═══ Records supplied ═══

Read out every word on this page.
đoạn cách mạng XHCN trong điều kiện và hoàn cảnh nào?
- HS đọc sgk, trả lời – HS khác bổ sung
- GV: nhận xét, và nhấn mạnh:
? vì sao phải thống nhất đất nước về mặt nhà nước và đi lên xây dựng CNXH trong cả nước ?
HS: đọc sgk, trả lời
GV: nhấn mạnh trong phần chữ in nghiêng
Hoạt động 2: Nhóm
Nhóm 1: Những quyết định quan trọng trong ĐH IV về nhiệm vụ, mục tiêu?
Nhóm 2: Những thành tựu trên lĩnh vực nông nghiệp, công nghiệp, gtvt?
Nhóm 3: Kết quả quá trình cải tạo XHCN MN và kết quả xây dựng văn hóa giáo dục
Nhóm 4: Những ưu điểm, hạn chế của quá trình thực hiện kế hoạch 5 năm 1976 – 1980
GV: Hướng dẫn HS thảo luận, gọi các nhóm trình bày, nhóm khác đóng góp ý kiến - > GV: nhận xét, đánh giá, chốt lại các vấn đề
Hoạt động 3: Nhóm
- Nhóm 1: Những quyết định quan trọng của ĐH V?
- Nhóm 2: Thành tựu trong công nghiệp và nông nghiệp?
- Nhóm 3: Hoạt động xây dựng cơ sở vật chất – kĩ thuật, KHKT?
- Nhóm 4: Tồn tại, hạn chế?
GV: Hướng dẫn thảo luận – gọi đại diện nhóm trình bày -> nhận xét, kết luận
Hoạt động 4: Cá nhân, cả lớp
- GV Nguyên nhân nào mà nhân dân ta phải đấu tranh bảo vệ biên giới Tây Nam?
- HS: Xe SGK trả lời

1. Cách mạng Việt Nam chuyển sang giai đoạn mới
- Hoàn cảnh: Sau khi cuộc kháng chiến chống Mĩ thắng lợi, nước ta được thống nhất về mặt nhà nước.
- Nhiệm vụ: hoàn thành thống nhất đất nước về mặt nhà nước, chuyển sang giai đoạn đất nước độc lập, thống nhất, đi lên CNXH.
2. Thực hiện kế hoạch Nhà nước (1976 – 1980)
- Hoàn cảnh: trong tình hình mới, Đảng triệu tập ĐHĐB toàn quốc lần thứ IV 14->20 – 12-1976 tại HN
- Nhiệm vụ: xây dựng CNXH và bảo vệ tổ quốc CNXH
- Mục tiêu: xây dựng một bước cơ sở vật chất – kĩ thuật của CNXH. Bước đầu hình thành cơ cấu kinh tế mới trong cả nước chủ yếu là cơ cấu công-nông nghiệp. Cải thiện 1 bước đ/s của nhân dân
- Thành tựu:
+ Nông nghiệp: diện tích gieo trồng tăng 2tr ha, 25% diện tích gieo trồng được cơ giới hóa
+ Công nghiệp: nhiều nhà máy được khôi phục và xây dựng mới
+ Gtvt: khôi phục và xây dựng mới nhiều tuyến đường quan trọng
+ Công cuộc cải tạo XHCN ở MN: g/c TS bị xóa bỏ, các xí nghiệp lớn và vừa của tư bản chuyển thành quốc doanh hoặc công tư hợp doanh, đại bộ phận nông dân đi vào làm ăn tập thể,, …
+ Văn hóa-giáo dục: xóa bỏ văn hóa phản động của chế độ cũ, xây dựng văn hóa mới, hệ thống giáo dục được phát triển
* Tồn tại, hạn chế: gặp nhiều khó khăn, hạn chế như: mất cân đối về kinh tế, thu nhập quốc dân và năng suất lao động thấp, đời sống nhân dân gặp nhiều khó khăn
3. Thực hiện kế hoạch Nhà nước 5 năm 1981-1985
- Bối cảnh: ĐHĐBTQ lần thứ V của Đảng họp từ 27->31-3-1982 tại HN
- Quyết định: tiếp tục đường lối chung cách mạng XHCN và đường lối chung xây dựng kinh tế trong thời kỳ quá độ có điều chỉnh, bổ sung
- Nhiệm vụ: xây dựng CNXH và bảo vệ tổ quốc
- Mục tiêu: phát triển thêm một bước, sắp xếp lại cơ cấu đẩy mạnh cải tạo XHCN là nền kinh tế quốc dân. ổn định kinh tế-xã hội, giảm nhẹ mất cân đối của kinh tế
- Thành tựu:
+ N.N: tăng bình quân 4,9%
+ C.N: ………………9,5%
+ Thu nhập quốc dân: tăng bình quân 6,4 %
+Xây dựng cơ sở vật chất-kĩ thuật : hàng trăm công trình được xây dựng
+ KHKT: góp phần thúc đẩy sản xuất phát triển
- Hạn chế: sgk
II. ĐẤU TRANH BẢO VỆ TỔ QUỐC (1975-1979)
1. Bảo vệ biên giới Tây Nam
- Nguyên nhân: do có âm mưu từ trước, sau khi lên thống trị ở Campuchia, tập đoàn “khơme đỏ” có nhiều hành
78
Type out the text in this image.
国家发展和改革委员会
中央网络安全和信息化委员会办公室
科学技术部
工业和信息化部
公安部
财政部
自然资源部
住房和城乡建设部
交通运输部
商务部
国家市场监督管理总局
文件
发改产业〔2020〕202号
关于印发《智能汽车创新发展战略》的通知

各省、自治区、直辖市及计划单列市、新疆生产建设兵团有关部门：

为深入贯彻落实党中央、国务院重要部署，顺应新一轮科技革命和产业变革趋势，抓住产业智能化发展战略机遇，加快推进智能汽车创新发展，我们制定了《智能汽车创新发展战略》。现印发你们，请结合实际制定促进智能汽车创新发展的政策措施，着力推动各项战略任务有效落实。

═══

* _Written problem_:
Report each line in the preceding entries that holds the string "dựng".

* _In response_:
? vì sao phải thống nhất đất nước về mặt nhà nước và đi lên xây dựng CNXH trong cả nước ?
Nhóm 3: Kết quả quá trình cải tạo XHCN MN và kết quả xây dựng văn hóa giáo dục
- Nhóm 3: Hoạt động xây dựng cơ sở vật chất – kĩ thuật, KHKT?
- Nhiệm vụ: xây dựng CNXH và bảo vệ tổ quốc CNXH
- Mục tiêu: xây dựng một bước cơ sở vật chất – kĩ thuật của CNXH. Bước đầu hình thành cơ cấu kinh tế mới trong cả nước chủ yếu là cơ cấu công-nông nghiệp. Cải thiện 1 bước đ/s của nhân dân
+ Công nghiệp: nhiều nhà máy được khôi phục và xây dựng mới
+ Gtvt: khôi phục và xây dựng mới nhiều tuyến đường quan trọng
+ Văn hóa-giáo dục: xóa bỏ văn hóa phản động của chế độ cũ, xây dựng văn hóa mới, hệ thống giáo dục được phát triển
- Quyết định: tiếp tục đường lối chung cách mạng XHCN và đường lối chung xây dựng kinh tế trong thời kỳ quá độ có điều chỉnh, bổ sung
- Nhiệm vụ: xây dựng CNXH và bảo vệ tổ quốc
+Xây dựng cơ sở vật chất-kĩ thuật : hàng trăm công trình được xây dựng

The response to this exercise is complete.